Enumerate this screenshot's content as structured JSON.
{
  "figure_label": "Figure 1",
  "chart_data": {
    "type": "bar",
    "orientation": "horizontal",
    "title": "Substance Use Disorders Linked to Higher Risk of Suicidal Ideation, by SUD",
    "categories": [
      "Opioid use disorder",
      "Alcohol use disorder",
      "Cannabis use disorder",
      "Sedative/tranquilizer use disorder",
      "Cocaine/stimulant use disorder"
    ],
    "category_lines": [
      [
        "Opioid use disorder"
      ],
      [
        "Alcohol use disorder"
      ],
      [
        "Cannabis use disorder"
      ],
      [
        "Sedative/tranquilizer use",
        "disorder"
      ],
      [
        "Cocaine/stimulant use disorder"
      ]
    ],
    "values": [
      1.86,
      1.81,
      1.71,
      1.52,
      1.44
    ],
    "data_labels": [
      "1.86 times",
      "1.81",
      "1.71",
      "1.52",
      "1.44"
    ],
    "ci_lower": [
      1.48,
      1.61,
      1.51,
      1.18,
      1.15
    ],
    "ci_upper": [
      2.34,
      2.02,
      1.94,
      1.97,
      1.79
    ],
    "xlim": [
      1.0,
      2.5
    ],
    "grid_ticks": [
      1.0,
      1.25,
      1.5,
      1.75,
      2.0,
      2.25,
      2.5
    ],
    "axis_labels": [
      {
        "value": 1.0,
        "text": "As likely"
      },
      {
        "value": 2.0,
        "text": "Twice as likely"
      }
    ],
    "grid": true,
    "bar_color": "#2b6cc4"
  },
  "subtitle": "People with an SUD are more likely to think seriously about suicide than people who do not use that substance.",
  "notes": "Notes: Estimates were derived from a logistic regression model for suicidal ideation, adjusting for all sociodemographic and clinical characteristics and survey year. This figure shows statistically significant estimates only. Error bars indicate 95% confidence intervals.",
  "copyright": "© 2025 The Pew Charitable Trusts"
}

============

▶ _EXERCISE_
Repeat the preceding lines exactly, please, every one of them.

▶ _SOLUTION FOR THIS PROBLEM_
Enumerate this screenshot's content as structured JSON.
{
  "figure_label": "Figure 1",
  "chart_data": {
    "type": "bar",
    "orientation": "horizontal",
    "title": "Substance Use Disorders Linked to Higher Risk of Suicidal Ideation, by SUD",
    "categories": [
      "Opioid use disorder",
      "Alcohol use disorder",
      "Cannabis use disorder",
      "Sedative/tranquilizer use disorder",
      "Cocaine/stimulant use disorder"
    ],
    "category_lines": [
      [
        "Opioid use disorder"
      ],
      [
        "Alcohol use disorder"
      ],
      [
        "Cannabis use disorder"
      ],
      [
        "Sedative/tranquilizer use",
        "disorder"
      ],
      [
        "Cocaine/stimulant use disorder"
      ]
    ],
    "values": [
      1.86,
      1.81,
      1.71,
      1.52,
      1.44
    ],
    "data_labels": [
      "1.86 times",
      "1.81",
      "1.71",
      "1.52",
      "1.44"
    ],
    "ci_lower": [
      1.48,
      1.61,
      1.51,
      1.18,
      1.15
    ],
    "ci_upper": [
      2.34,
      2.02,
      1.94,
      1.97,
      1.79
    ],
    "xlim": [
      1.0,
      2.5
    ],
    "grid_ticks": [
      1.0,
      1.25,
      1.5,
      1.75,
      2.0,
      2.25,
      2.5
    ],
    "axis_labels": [
      {
        "value": 1.0,
        "text": "As likely"
      },
      {
        "value": 2.0,
        "text": "Twice as likely"
      }
    ],
    "grid": true,
    "bar_color": "#2b6cc4"
  },
  "subtitle": "People with an SUD are more likely to think seriously about suicide than people who do not use that substance.",
  "notes": "Notes: Estimates were derived from a logistic regression model for suicidal ideation, adjusting for all sociodemographic and clinical characteristics and survey year. This figure shows statistically significant estimates only. Error bars indicate 95% confidence intervals.",
  "copyright": "© 2025 The Pew Charitable Trusts"
}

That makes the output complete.